Input:
○ ○ ○ ○ ○

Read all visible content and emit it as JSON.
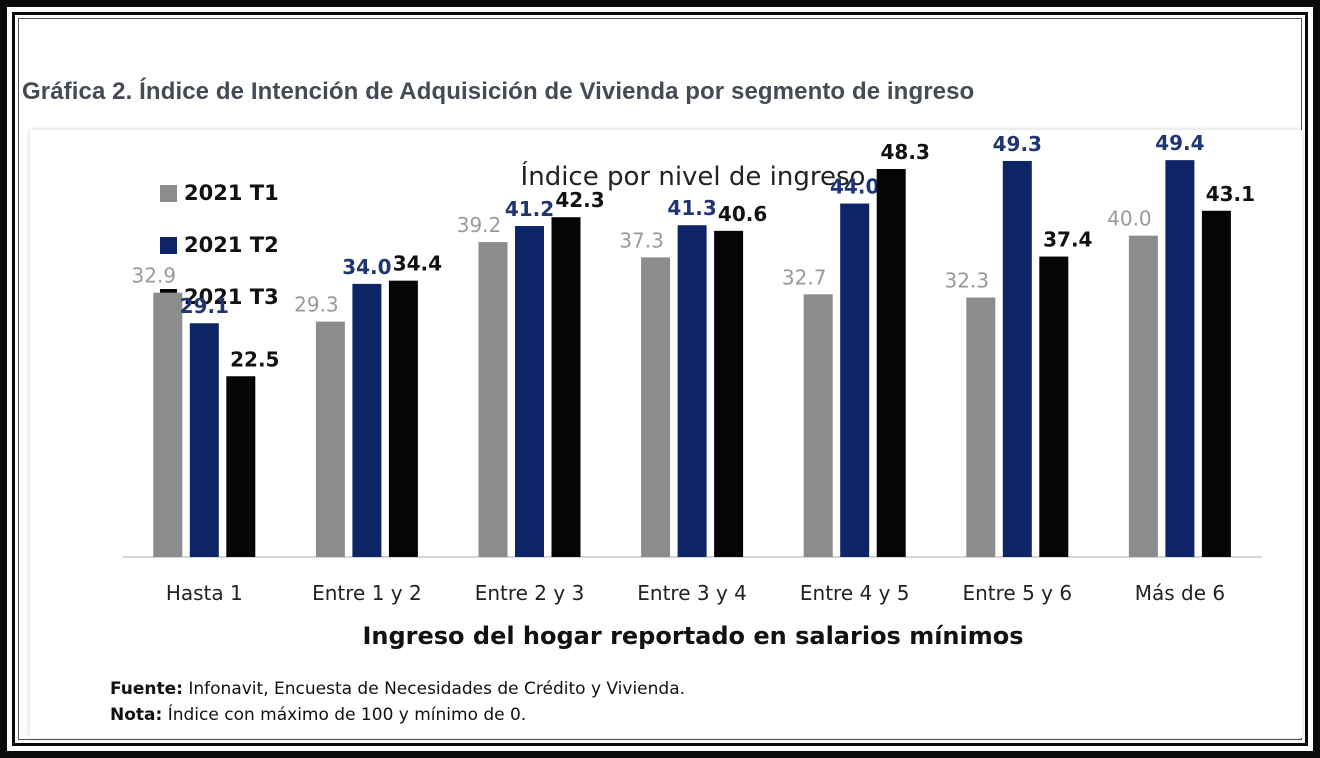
{
  "heading": "Gráfica 2. Índice de Intención de Adquisición de Vivienda por segmento de ingreso",
  "chart_data": {
    "type": "bar",
    "title": "Índice por nivel de ingreso",
    "xlabel": "Ingreso del hogar reportado en salarios mínimos",
    "ylabel": "",
    "ylim": [
      0,
      60
    ],
    "grid": false,
    "legend_position": "top-left",
    "categories": [
      "Hasta 1",
      "Entre 1 y 2",
      "Entre 2 y 3",
      "Entre 3 y 4",
      "Entre 4 y 5",
      "Entre 5 y 6",
      "Más de 6"
    ],
    "series": [
      {
        "name": "2021 T1",
        "color": "#8c8c8c",
        "label_color": "#9a9a9a",
        "values": [
          32.9,
          29.3,
          39.2,
          37.3,
          32.7,
          32.3,
          40.0
        ],
        "labels": [
          "32.9",
          "29.3",
          "39.2",
          "37.3",
          "32.7",
          "32.3",
          "40.0"
        ]
      },
      {
        "name": "2021 T2",
        "color": "#0d2466",
        "label_color": "#1f3770",
        "values": [
          29.1,
          34.0,
          41.2,
          41.3,
          44.0,
          49.3,
          49.4
        ],
        "labels": [
          "29.1",
          "34.0",
          "41.2",
          "41.3",
          "44.0",
          "49.3",
          "49.4"
        ]
      },
      {
        "name": "2021 T3",
        "color": "#050505",
        "label_color": "#111111",
        "values": [
          22.5,
          34.4,
          42.3,
          40.6,
          48.3,
          37.4,
          43.1
        ],
        "labels": [
          "22.5",
          "34.4",
          "42.3",
          "40.6",
          "48.3",
          "37.4",
          "43.1"
        ]
      }
    ]
  },
  "notes": {
    "source_label": "Fuente:",
    "source_text": " Infonavit, Encuesta de Necesidades de Crédito y Vivienda.",
    "note_label": "Nota:",
    "note_text": " Índice con máximo de 100 y mínimo de 0."
  }
}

○ ○ ○ ○ ○

What is required:
Each line of the data is to be duplicated exactly; pictures stay out of the copy.

Exercise result:
Read all visible content and emit it as JSON.
{
  "heading": "Gráfica 2. Índice de Intención de Adquisición de Vivienda por segmento de ingreso",
  "chart_data": {
    "type": "bar",
    "title": "Índice por nivel de ingreso",
    "xlabel": "Ingreso del hogar reportado en salarios mínimos",
    "ylabel": "",
    "ylim": [
      0,
      60
    ],
    "grid": false,
    "legend_position": "top-left",
    "categories": [
      "Hasta 1",
      "Entre 1 y 2",
      "Entre 2 y 3",
      "Entre 3 y 4",
      "Entre 4 y 5",
      "Entre 5 y 6",
      "Más de 6"
    ],
    "series": [
      {
        "name": "2021 T1",
        "color": "#8c8c8c",
        "label_color": "#9a9a9a",
        "values": [
          32.9,
          29.3,
          39.2,
          37.3,
          32.7,
          32.3,
          40.0
        ],
        "labels": [
          "32.9",
          "29.3",
          "39.2",
          "37.3",
          "32.7",
          "32.3",
          "40.0"
        ]
      },
      {
        "name": "2021 T2",
        "color": "#0d2466",
        "label_color": "#1f3770",
        "values": [
          29.1,
          34.0,
          41.2,
          41.3,
          44.0,
          49.3,
          49.4
        ],
        "labels": [
          "29.1",
          "34.0",
          "41.2",
          "41.3",
          "44.0",
          "49.3",
          "49.4"
        ]
      },
      {
        "name": "2021 T3",
        "color": "#050505",
        "label_color": "#111111",
        "values": [
          22.5,
          34.4,
          42.3,
          40.6,
          48.3,
          37.4,
          43.1
        ],
        "labels": [
          "22.5",
          "34.4",
          "42.3",
          "40.6",
          "48.3",
          "37.4",
          "43.1"
        ]
      }
    ]
  },
  "notes": {
    "source_label": "Fuente:",
    "source_text": " Infonavit, Encuesta de Necesidades de Crédito y Vivienda.",
    "note_label": "Nota:",
    "note_text": " Índice con máximo de 100 y mínimo de 0."
  }
}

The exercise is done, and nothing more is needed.